- [GIVEN DATA]
╔══
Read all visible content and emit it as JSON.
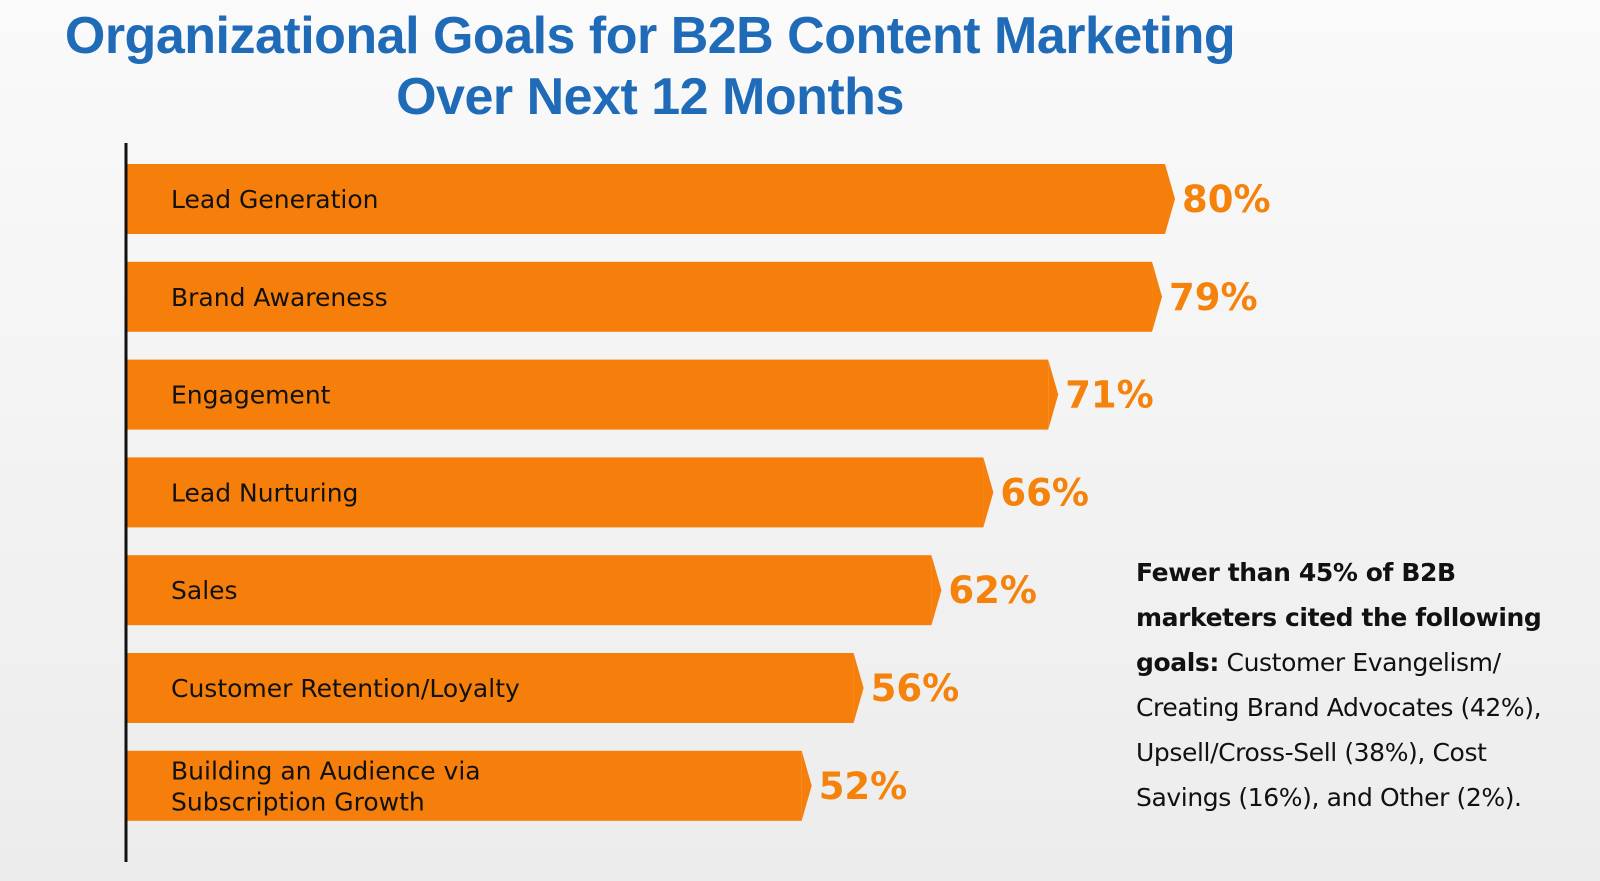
{
  "chart_data": {
    "type": "bar",
    "orientation": "horizontal",
    "title": "Organizational Goals for B2B Content Marketing Over Next 12 Months",
    "title_lines": [
      "Organizational Goals for B2B Content Marketing",
      "Over Next 12 Months"
    ],
    "categories": [
      "Lead Generation",
      "Brand Awareness",
      "Engagement",
      "Lead Nurturing",
      "Sales",
      "Customer Retention/Loyalty",
      "Building an Audience via Subscription Growth"
    ],
    "category_lines": [
      [
        "Lead Generation"
      ],
      [
        "Brand Awareness"
      ],
      [
        "Engagement"
      ],
      [
        "Lead Nurturing"
      ],
      [
        "Sales"
      ],
      [
        "Customer Retention/Loyalty"
      ],
      [
        "Building an Audience via",
        "Subscription Growth"
      ]
    ],
    "values": [
      80,
      79,
      71,
      66,
      62,
      56,
      52
    ],
    "value_labels": [
      "80%",
      "79%",
      "71%",
      "66%",
      "62%",
      "56%",
      "52%"
    ],
    "unit": "%",
    "xlim": [
      0,
      100
    ],
    "grid": false,
    "legend": "none",
    "bar_color": "#f57f0a",
    "value_color": "#f5820a",
    "title_color": "#1f6bb7"
  },
  "note": {
    "bold": "Fewer than 45% of B2B marketers cited the following goals:",
    "text": " Customer Evangelism/ Creating Brand Advocates (42%), Upsell/Cross-Sell (38%), Cost Savings (16%), and Other (2%)."
  }
}
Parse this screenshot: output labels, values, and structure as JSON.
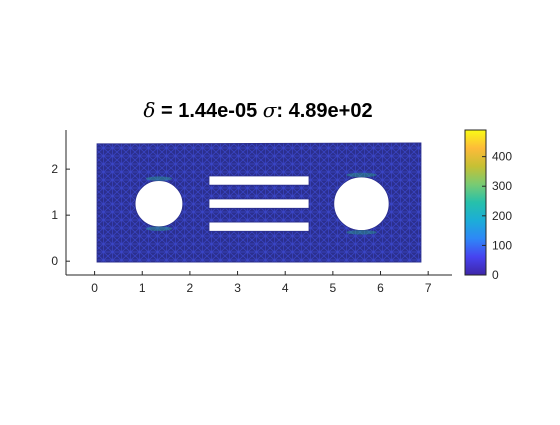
{
  "chart_data": {
    "type": "heatmap",
    "title": {
      "delta_symbol": "δ",
      "delta_text": " = 1.44e-05 ",
      "sigma_symbol": "σ",
      "sigma_text": ": 4.89e+02"
    },
    "xlabel": "",
    "ylabel": "",
    "xlim": [
      -0.6,
      7.5
    ],
    "ylim": [
      -0.3,
      2.85
    ],
    "x_ticks": [
      0,
      1,
      2,
      3,
      4,
      5,
      6,
      7
    ],
    "y_ticks": [
      0,
      1,
      2
    ],
    "colorbar": {
      "range": [
        0,
        490
      ],
      "ticks": [
        0,
        100,
        200,
        300,
        400
      ],
      "colormap": "parula",
      "colors": [
        "#3e26a8",
        "#4743f0",
        "#2e87f7",
        "#1cadd8",
        "#26c0ab",
        "#79cb73",
        "#c6c034",
        "#fdbb39",
        "#f9fb15"
      ]
    },
    "mesh": {
      "outline": [
        [
          0.05,
          2.55
        ],
        [
          6.85,
          2.57
        ],
        [
          6.85,
          -0.02
        ],
        [
          0.05,
          -0.02
        ]
      ],
      "holes": {
        "circles": [
          {
            "cx": 1.35,
            "cy": 1.25,
            "r": 0.5
          },
          {
            "cx": 5.6,
            "cy": 1.25,
            "r": 0.58
          }
        ],
        "slots": [
          {
            "x0": 2.4,
            "x1": 4.5,
            "y0": 1.65,
            "y1": 1.85
          },
          {
            "x0": 2.4,
            "x1": 4.5,
            "y0": 1.15,
            "y1": 1.35
          },
          {
            "x0": 2.4,
            "x1": 4.5,
            "y0": 0.65,
            "y1": 0.85
          }
        ]
      },
      "fill_color": "#2b2f8e",
      "edge_color": "#3a46c8",
      "hotspot_color": "#2fa48c"
    }
  }
}
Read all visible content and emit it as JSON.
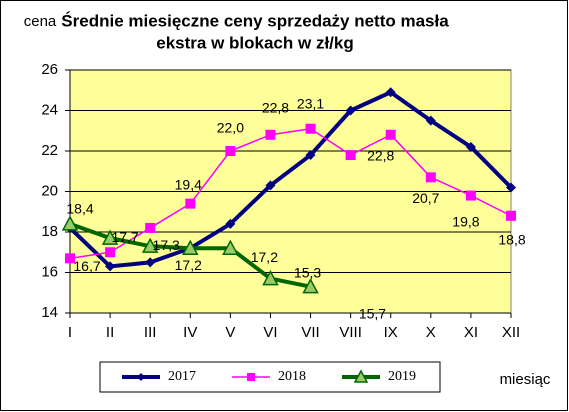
{
  "chart_data": {
    "type": "line",
    "title": [
      "Średnie miesięczne ceny sprzedaży netto masła",
      "ekstra w blokach w zł/kg"
    ],
    "y_label": "cena",
    "x_label": "miesiąc",
    "categories": [
      "I",
      "II",
      "III",
      "IV",
      "V",
      "VI",
      "VII",
      "VIII",
      "IX",
      "X",
      "XI",
      "XII"
    ],
    "ylim": [
      14,
      26
    ],
    "yticks": [
      14,
      16,
      18,
      20,
      22,
      24,
      26
    ],
    "grid": true,
    "series": [
      {
        "name": "2017",
        "color": "#000080",
        "marker": "diamond",
        "values": [
          18.2,
          16.3,
          16.5,
          17.2,
          18.4,
          20.3,
          21.8,
          24.0,
          24.9,
          23.5,
          22.2,
          20.2
        ]
      },
      {
        "name": "2018",
        "color": "#ff00ff",
        "marker": "square",
        "values": [
          16.7,
          17.0,
          18.2,
          19.4,
          22.0,
          22.8,
          23.1,
          21.8,
          22.8,
          20.7,
          19.8,
          18.8
        ],
        "value_labels": [
          "16,7",
          null,
          null,
          "19,4",
          "22,0",
          "22,8",
          "23,1",
          null,
          "22,8",
          "20,7",
          "19,8",
          "18,8"
        ]
      },
      {
        "name": "2019",
        "color": "#006600",
        "marker": "triangle",
        "values": [
          18.4,
          17.7,
          17.3,
          17.2,
          17.2,
          15.7,
          15.3,
          null,
          null,
          null,
          null,
          null
        ],
        "value_labels": [
          "18,4",
          "17,7",
          "17,3",
          "17,2",
          "17,2",
          "15,7",
          "15,3",
          null,
          null,
          null,
          null,
          null
        ]
      }
    ]
  }
}
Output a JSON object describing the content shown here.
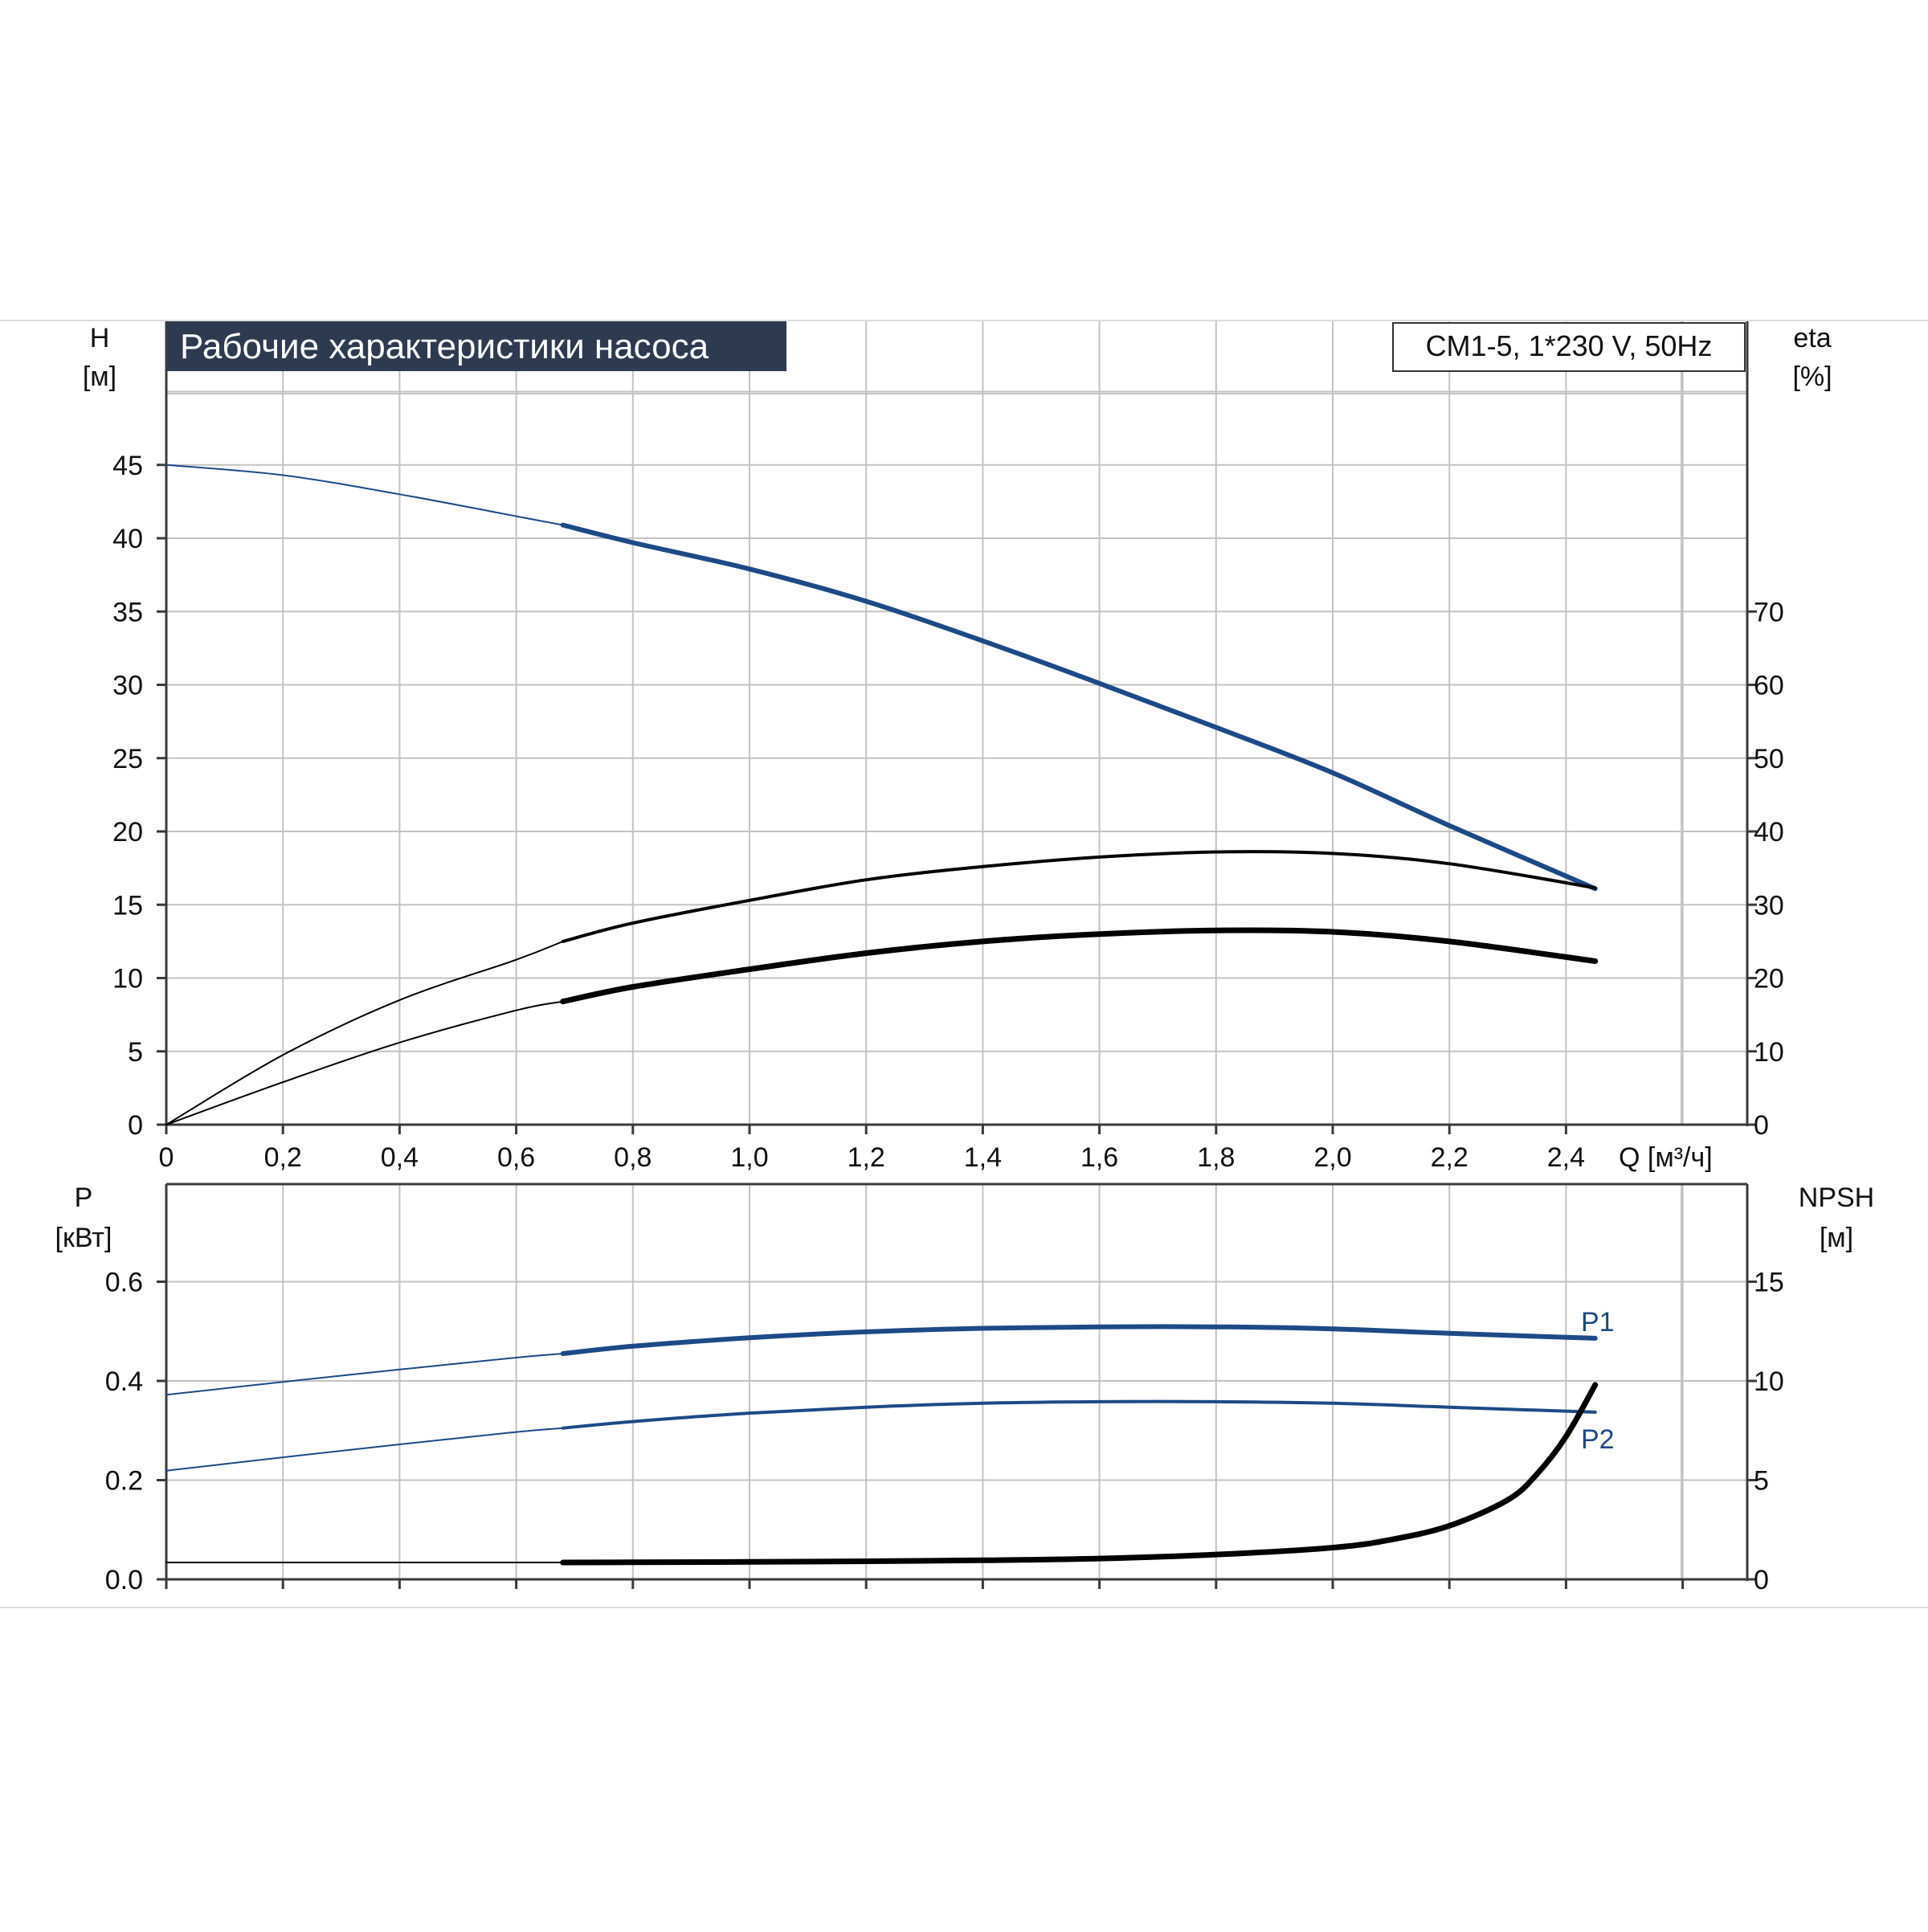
{
  "title": "Рабочие характеристики насоса",
  "model_label": "CM1-5, 1*230 V, 50Hz",
  "colors": {
    "grid": "#c2c2c2",
    "axis": "#3a3a3a",
    "blue": "#1d4a86",
    "black": "#000000",
    "title_bg": "#2e3a4f",
    "title_fg": "#ffffff"
  },
  "chart_data": [
    {
      "id": "performance",
      "type": "line",
      "xlabel": "Q [м³/ч]",
      "xlim": [
        0,
        2.7
      ],
      "x_ticks": [
        "0",
        "0,2",
        "0,4",
        "0,6",
        "0,8",
        "1,0",
        "1,2",
        "1,4",
        "1,6",
        "1,8",
        "2,0",
        "2,2",
        "2,4"
      ],
      "ylabel_left": "H",
      "ylabel_left_unit": "[м]",
      "ylim_left": [
        0,
        50
      ],
      "y_ticks_left": [
        "0",
        "5",
        "10",
        "15",
        "20",
        "25",
        "30",
        "35",
        "40",
        "45"
      ],
      "ylabel_right": "eta",
      "ylabel_right_unit": "[%]",
      "ylim_right": [
        0,
        100
      ],
      "y_ticks_right": [
        "0",
        "10",
        "20",
        "30",
        "40",
        "50",
        "60",
        "70"
      ],
      "grid": true,
      "series": [
        {
          "key": "head",
          "axis": "left",
          "color": "blue",
          "x": [
            0,
            0.2,
            0.4,
            0.6,
            0.68,
            0.8,
            1.0,
            1.2,
            1.4,
            1.6,
            1.8,
            2.0,
            2.2,
            2.45
          ],
          "y": [
            45.0,
            44.3,
            43.0,
            41.5,
            40.9,
            39.7,
            37.9,
            35.7,
            33.0,
            30.1,
            27.1,
            24.0,
            20.4,
            16.1
          ]
        },
        {
          "key": "eta_overall",
          "axis": "right",
          "color": "black",
          "x": [
            0,
            0.2,
            0.4,
            0.6,
            0.68,
            0.8,
            1.0,
            1.2,
            1.4,
            1.6,
            1.8,
            2.0,
            2.2,
            2.45
          ],
          "y": [
            0,
            9.5,
            17.0,
            22.5,
            25.0,
            27.5,
            30.6,
            33.4,
            35.2,
            36.5,
            37.2,
            37.0,
            35.6,
            32.3
          ]
        },
        {
          "key": "eta_hydraulic",
          "axis": "right",
          "color": "black",
          "x": [
            0,
            0.2,
            0.4,
            0.6,
            0.68,
            0.8,
            1.0,
            1.2,
            1.4,
            1.6,
            1.8,
            2.0,
            2.2,
            2.45
          ],
          "y": [
            0,
            5.8,
            11.2,
            15.6,
            16.8,
            18.8,
            21.2,
            23.4,
            25.0,
            26.0,
            26.5,
            26.3,
            25.0,
            22.3
          ]
        }
      ]
    },
    {
      "id": "power",
      "type": "line",
      "xlim": [
        0,
        2.7
      ],
      "ylabel_left": "P",
      "ylabel_left_unit": "[кВт]",
      "ylim_left": [
        0,
        0.8
      ],
      "y_ticks_left": [
        "0.0",
        "0.2",
        "0.4",
        "0.6"
      ],
      "ylabel_right": "NPSH",
      "ylabel_right_unit": "[м]",
      "ylim_right": [
        0,
        20
      ],
      "y_ticks_right": [
        "0",
        "5",
        "10",
        "15"
      ],
      "grid": true,
      "series": [
        {
          "name": "P1",
          "key": "P1",
          "axis": "left",
          "color": "blue",
          "x": [
            0,
            0.2,
            0.4,
            0.6,
            0.68,
            0.8,
            1.0,
            1.2,
            1.4,
            1.6,
            1.8,
            2.0,
            2.2,
            2.45
          ],
          "y": [
            0.372,
            0.398,
            0.423,
            0.447,
            0.455,
            0.47,
            0.487,
            0.499,
            0.506,
            0.509,
            0.509,
            0.505,
            0.496,
            0.486
          ]
        },
        {
          "name": "P2",
          "key": "P2",
          "axis": "left",
          "color": "blue",
          "x": [
            0,
            0.2,
            0.4,
            0.6,
            0.68,
            0.8,
            1.0,
            1.2,
            1.4,
            1.6,
            1.8,
            2.0,
            2.2,
            2.45
          ],
          "y": [
            0.219,
            0.246,
            0.272,
            0.297,
            0.305,
            0.318,
            0.335,
            0.347,
            0.355,
            0.358,
            0.358,
            0.355,
            0.347,
            0.337
          ]
        },
        {
          "key": "npsh",
          "axis": "right",
          "color": "black",
          "x": [
            0,
            0.68,
            0.8,
            1.0,
            1.2,
            1.4,
            1.6,
            1.8,
            2.0,
            2.1,
            2.2,
            2.3,
            2.35,
            2.4,
            2.45
          ],
          "y": [
            0.85,
            0.85,
            0.86,
            0.88,
            0.91,
            0.96,
            1.05,
            1.25,
            1.6,
            2.0,
            2.7,
            4.0,
            5.3,
            7.2,
            9.8
          ]
        }
      ]
    }
  ]
}
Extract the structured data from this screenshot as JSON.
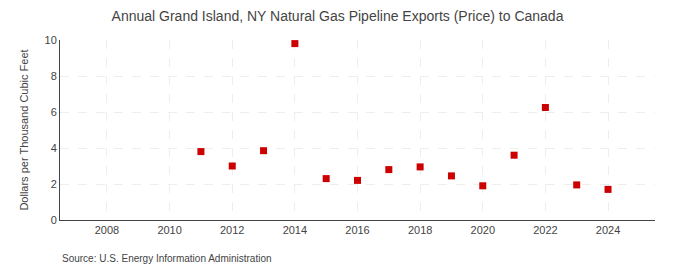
╚══
- [YOUR OBJECTIVE] Find the string "Lead" in the entries above and return each line that holds it.

- [ANSWER FOR THIS EXERCISE]
      "Lead Generation",
      "Lead Nurturing",
        "Lead Generation"
        "Lead Nurturing"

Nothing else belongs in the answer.